Direction
Locate the word "Aguirre" in the material, then show every line that holds it.

━━━━━━━━━━

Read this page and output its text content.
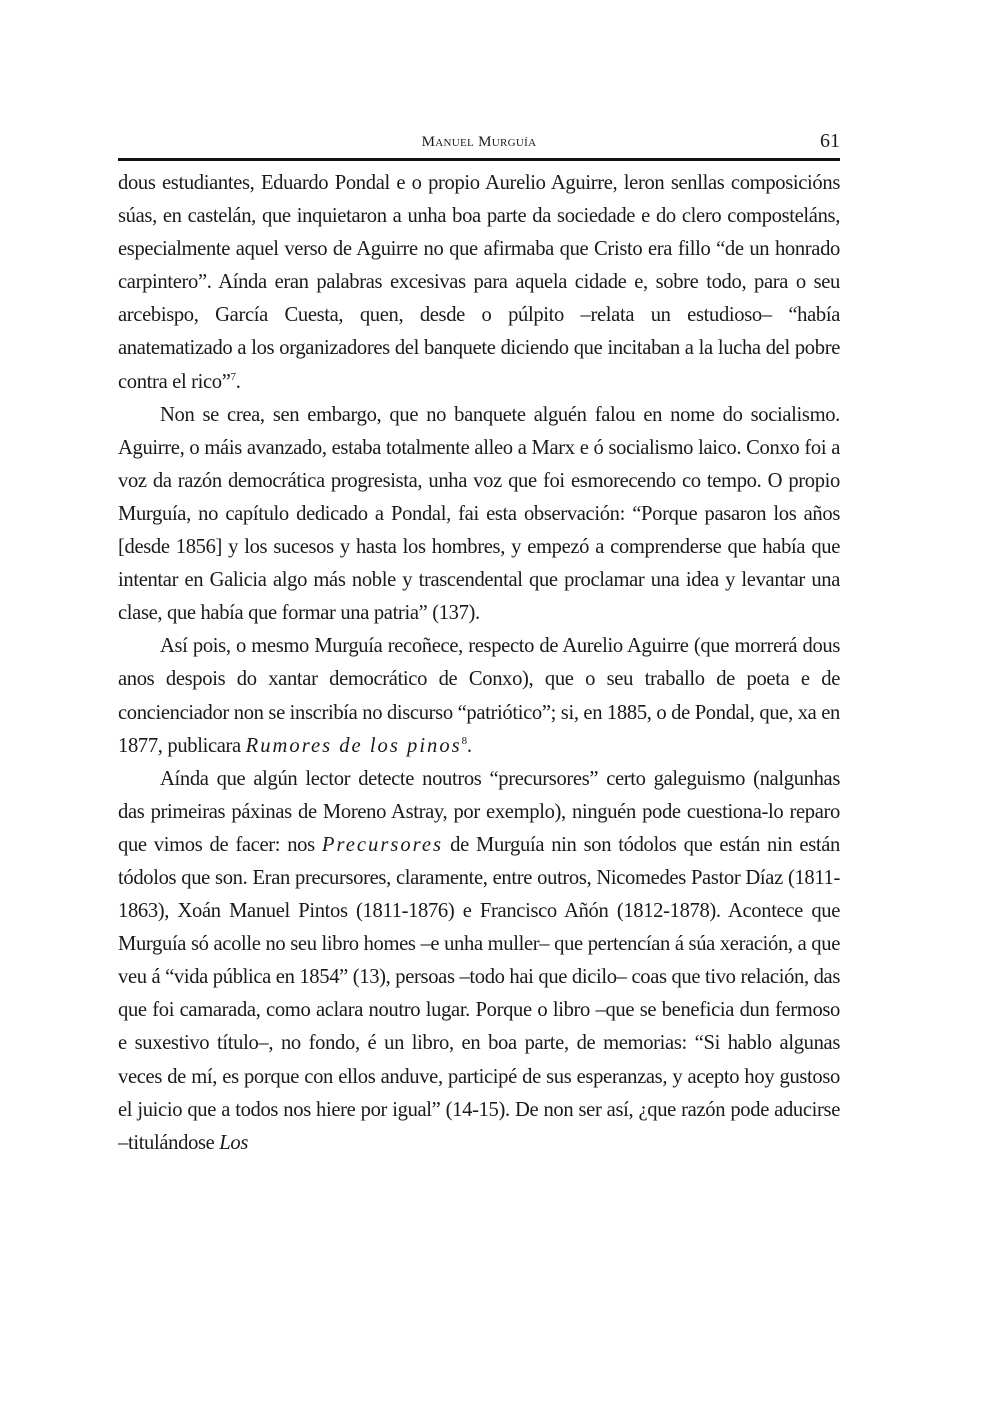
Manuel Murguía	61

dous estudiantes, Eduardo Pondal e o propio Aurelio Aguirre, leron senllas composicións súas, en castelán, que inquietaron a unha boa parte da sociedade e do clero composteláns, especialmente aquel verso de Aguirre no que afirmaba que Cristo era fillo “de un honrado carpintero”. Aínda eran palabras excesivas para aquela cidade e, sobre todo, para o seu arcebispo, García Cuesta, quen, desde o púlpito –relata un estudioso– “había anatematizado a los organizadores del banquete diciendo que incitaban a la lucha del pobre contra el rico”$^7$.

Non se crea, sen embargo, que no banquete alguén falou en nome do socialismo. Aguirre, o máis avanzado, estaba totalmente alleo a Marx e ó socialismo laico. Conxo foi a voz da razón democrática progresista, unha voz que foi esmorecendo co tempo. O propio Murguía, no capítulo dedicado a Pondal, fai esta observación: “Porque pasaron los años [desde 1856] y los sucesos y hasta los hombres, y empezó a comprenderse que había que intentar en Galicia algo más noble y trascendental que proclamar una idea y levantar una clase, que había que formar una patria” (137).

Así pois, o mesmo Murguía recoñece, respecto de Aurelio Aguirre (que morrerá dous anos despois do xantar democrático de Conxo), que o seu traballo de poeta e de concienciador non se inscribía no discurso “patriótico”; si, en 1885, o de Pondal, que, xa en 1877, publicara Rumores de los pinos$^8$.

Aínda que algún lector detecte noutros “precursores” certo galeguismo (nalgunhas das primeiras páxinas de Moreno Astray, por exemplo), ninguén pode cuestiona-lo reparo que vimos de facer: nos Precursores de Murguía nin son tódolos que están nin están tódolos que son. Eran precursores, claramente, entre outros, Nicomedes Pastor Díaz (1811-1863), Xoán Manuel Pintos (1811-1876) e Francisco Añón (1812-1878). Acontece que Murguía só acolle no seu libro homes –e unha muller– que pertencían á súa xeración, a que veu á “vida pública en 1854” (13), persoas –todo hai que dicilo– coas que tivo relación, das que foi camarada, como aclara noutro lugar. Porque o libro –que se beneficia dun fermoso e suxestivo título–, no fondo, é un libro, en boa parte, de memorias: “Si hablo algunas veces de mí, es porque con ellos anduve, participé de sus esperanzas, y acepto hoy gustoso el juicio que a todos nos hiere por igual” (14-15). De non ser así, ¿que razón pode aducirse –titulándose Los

━━━━━━━━━━

Result of this exercise
dous estudiantes, Eduardo Pondal e o propio Aurelio Aguirre, leron senllas composicións súas, en castelán, que inquietaron a unha boa parte da sociedade e do clero composteláns, especialmente aquel verso de Aguirre no que afirmaba que Cristo era fillo “de un honrado carpintero”. Aínda eran palabras excesivas para aquela cidade e, sobre todo, para o seu arcebispo, García Cuesta, quen, desde o púlpito –relata un estudioso– “había anatematizado a los organizadores del banquete diciendo que incitaban a la lucha del pobre contra el rico”$^7$.
Non se crea, sen embargo, que no banquete alguén falou en nome do socialismo. Aguirre, o máis avanzado, estaba totalmente alleo a Marx e ó socialismo laico. Conxo foi a voz da razón democrática progresista, unha voz que foi esmorecendo co tempo. O propio Murguía, no capítulo dedicado a Pondal, fai esta observación: “Porque pasaron los años [desde 1856] y los sucesos y hasta los hombres, y empezó a comprenderse que había que intentar en Galicia algo más noble y trascendental que proclamar una idea y levantar una clase, que había que formar una patria” (137).
Así pois, o mesmo Murguía recoñece, respecto de Aurelio Aguirre (que morrerá dous anos despois do xantar democrático de Conxo), que o seu traballo de poeta e de concienciador non se inscribía no discurso “patriótico”; si, en 1885, o de Pondal, que, xa en 1877, publicara Rumores de los pinos$^8$.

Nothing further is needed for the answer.